*Data excerpts*.

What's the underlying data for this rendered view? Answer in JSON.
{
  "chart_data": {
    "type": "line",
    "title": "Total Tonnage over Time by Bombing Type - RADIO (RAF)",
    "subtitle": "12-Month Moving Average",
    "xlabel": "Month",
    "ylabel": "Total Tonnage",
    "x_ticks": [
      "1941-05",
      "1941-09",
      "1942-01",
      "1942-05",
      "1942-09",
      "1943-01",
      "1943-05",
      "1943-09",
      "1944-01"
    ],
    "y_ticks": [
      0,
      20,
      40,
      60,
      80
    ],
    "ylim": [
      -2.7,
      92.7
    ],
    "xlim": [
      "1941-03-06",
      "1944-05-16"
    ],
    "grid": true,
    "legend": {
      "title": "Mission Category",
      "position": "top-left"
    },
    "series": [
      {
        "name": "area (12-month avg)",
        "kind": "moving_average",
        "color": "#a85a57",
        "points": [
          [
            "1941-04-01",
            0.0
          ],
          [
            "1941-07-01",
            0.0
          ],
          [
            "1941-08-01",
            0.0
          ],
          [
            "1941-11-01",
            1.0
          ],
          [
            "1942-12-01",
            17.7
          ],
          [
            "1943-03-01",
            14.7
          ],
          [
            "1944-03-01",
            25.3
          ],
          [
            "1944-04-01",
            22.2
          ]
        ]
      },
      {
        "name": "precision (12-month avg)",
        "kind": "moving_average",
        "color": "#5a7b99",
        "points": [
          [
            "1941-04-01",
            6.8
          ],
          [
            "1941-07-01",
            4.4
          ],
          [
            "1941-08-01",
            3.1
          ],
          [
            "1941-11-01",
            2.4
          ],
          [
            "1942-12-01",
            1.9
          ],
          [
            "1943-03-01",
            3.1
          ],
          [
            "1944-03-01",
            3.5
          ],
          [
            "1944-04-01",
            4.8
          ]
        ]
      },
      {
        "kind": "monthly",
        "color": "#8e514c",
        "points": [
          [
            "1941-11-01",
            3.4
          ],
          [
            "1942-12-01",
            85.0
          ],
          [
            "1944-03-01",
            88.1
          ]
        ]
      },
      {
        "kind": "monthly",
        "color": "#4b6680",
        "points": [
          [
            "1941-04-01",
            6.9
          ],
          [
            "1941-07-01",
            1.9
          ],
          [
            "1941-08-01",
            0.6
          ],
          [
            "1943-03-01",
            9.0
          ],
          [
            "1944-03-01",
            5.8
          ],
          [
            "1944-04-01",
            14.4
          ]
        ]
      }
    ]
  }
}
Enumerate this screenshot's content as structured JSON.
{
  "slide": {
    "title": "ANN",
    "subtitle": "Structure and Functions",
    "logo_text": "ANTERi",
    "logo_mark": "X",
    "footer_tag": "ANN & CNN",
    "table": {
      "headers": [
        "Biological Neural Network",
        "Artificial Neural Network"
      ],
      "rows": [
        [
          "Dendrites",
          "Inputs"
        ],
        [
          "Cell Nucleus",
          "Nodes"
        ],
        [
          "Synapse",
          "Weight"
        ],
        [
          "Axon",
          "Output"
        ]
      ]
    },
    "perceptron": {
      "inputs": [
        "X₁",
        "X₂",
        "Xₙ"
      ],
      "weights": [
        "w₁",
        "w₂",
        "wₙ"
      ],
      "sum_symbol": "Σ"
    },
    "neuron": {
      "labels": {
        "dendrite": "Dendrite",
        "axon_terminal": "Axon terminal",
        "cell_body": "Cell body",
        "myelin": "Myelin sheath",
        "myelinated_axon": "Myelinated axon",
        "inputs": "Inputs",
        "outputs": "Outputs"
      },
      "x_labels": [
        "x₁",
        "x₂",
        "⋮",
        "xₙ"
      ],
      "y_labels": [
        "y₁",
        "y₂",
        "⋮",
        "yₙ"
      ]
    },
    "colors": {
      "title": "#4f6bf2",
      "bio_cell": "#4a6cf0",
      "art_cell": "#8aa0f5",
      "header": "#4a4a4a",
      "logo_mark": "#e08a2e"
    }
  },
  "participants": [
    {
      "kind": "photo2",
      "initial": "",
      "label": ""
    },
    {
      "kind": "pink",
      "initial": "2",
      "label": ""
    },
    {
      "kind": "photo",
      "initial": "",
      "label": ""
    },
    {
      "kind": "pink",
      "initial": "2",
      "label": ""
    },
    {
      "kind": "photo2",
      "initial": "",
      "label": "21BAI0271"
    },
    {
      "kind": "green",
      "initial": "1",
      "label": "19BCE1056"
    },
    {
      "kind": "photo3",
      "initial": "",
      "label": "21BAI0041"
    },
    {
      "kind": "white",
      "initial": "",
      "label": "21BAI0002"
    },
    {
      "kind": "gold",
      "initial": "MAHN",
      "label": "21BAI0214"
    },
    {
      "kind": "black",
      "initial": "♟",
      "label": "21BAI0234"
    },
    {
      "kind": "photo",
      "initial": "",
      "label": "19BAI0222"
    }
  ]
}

*Required work*.
Every line of the listing that holds "subtitle" should be found and copied.

*Response to the task*.
    "subtitle": "12-Month Moving Average",
    "subtitle": "Structure and Functions",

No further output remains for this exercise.